Stored records =>
* START *
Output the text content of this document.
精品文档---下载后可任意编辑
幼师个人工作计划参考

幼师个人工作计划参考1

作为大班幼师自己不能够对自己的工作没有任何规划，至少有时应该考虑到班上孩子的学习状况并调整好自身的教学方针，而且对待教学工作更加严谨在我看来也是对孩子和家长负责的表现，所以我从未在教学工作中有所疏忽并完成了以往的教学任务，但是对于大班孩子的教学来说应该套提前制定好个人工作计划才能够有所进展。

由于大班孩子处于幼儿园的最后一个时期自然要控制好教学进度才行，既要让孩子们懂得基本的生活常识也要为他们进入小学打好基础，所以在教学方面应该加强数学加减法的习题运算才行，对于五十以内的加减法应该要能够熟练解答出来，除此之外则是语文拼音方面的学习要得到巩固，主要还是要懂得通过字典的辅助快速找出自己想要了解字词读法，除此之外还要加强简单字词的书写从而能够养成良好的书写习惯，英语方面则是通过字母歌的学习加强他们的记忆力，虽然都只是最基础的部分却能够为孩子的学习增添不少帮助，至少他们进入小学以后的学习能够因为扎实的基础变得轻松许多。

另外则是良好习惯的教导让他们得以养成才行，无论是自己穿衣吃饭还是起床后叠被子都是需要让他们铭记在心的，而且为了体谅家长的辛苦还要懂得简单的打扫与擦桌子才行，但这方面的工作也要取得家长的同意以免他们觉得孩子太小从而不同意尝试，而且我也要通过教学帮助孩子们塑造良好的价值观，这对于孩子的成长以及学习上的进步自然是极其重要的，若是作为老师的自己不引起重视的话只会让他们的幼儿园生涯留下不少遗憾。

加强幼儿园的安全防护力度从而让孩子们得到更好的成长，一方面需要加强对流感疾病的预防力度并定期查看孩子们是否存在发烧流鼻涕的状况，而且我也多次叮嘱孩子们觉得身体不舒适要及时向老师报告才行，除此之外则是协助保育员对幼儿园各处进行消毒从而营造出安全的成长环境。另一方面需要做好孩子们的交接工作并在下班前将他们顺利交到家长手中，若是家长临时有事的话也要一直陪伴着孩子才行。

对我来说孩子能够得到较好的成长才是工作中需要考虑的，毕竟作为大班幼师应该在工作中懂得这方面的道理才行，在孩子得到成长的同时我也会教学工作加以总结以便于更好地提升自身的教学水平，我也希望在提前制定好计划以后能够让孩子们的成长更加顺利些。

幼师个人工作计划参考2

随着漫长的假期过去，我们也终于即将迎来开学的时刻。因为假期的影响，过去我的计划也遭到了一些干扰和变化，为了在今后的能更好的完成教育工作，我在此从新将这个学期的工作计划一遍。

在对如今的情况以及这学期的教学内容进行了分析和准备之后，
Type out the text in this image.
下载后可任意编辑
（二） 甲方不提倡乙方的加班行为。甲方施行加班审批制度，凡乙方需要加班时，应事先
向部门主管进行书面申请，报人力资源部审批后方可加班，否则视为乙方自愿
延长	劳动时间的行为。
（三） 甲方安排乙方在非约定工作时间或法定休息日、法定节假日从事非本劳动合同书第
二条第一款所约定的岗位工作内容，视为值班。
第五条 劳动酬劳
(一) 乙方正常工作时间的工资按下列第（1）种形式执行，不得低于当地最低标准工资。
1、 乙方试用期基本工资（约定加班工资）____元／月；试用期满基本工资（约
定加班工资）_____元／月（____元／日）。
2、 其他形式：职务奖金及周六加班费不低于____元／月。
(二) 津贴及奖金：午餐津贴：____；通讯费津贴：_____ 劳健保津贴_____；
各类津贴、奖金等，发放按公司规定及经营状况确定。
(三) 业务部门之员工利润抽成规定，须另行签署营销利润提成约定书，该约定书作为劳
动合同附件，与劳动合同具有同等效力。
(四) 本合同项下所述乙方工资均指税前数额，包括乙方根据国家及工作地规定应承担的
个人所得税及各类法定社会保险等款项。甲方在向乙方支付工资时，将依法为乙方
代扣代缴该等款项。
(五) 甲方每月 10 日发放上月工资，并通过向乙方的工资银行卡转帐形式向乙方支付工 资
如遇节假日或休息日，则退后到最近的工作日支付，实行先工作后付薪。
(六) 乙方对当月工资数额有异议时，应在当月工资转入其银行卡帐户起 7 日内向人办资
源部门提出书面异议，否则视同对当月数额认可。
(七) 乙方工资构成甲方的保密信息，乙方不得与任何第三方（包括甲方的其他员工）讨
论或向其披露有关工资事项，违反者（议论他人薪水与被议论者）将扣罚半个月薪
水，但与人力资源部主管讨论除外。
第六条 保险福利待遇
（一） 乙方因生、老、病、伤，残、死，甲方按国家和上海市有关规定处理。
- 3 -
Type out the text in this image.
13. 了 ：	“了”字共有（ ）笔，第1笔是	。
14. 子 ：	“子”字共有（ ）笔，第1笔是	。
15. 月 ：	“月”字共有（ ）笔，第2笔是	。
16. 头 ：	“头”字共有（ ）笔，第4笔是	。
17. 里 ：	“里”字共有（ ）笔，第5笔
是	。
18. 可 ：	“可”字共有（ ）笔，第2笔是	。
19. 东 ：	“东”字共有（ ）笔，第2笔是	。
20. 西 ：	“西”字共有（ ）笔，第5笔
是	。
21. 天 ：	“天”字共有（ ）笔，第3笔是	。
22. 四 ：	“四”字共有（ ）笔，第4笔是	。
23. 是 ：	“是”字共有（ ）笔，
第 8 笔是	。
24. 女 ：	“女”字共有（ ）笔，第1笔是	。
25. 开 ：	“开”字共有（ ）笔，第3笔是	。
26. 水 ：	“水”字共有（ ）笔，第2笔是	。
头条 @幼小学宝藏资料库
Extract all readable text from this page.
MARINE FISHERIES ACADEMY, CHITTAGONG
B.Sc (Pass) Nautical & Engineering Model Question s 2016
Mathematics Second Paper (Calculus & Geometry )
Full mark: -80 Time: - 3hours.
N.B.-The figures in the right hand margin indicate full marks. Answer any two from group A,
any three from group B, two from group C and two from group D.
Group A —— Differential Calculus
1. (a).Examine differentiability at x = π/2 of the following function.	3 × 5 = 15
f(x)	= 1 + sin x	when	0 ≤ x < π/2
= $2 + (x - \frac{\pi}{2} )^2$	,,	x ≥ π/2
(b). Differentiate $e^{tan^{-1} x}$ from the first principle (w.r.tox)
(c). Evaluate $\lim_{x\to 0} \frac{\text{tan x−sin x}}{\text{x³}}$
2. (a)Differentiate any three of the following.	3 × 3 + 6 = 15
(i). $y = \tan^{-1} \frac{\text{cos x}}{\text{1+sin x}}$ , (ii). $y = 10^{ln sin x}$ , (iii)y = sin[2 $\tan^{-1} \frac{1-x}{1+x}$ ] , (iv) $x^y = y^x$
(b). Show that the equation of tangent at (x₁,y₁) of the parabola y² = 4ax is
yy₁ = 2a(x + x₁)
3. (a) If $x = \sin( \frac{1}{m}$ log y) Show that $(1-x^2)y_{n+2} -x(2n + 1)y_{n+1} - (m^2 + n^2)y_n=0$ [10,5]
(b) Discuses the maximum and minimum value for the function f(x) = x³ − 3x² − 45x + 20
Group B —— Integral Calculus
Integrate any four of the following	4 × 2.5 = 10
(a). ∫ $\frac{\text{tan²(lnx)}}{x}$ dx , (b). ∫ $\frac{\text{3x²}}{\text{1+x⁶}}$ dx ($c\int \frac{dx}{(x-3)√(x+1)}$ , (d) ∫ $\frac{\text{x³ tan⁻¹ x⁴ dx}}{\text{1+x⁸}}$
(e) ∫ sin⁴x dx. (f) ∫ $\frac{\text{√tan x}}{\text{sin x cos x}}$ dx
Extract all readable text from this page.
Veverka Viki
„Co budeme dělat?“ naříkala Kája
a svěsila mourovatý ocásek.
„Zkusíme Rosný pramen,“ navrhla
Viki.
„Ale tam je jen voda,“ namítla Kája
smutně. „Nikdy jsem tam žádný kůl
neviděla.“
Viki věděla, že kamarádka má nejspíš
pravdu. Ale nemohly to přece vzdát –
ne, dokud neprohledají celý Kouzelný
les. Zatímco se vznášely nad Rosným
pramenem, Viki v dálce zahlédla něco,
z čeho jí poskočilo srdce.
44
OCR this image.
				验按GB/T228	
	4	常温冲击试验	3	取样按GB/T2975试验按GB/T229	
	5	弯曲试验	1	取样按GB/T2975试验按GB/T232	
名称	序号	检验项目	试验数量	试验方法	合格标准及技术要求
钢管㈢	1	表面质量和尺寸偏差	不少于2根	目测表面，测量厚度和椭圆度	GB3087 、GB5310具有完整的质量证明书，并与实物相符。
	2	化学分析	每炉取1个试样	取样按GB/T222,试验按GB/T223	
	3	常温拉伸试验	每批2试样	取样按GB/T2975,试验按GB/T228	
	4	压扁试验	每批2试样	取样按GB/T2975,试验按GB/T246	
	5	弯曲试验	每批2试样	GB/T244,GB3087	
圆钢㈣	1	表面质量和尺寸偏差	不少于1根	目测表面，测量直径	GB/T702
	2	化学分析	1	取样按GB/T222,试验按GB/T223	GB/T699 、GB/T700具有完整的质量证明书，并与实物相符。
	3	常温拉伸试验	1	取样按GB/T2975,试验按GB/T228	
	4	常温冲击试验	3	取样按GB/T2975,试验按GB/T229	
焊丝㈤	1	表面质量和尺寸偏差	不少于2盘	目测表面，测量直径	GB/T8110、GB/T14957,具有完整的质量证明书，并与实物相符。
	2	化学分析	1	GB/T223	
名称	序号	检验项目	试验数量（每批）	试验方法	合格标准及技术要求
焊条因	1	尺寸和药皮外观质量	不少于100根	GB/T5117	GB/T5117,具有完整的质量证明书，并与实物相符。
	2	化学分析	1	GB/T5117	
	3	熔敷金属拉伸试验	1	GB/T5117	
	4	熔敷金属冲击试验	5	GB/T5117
* END *
Which lines contain the word "Show"? Copy each one.

(b). Show that the equation of tangent at (x₁,y₁) of the parabola y² = 4ax is
3. (a) If $x = \sin( \frac{1}{m}$ log y) Show that $(1-x^2)y_{n+2} -x(2n + 1)y_{n+1} - (m^2 + n^2)y_n=0$ [10,5]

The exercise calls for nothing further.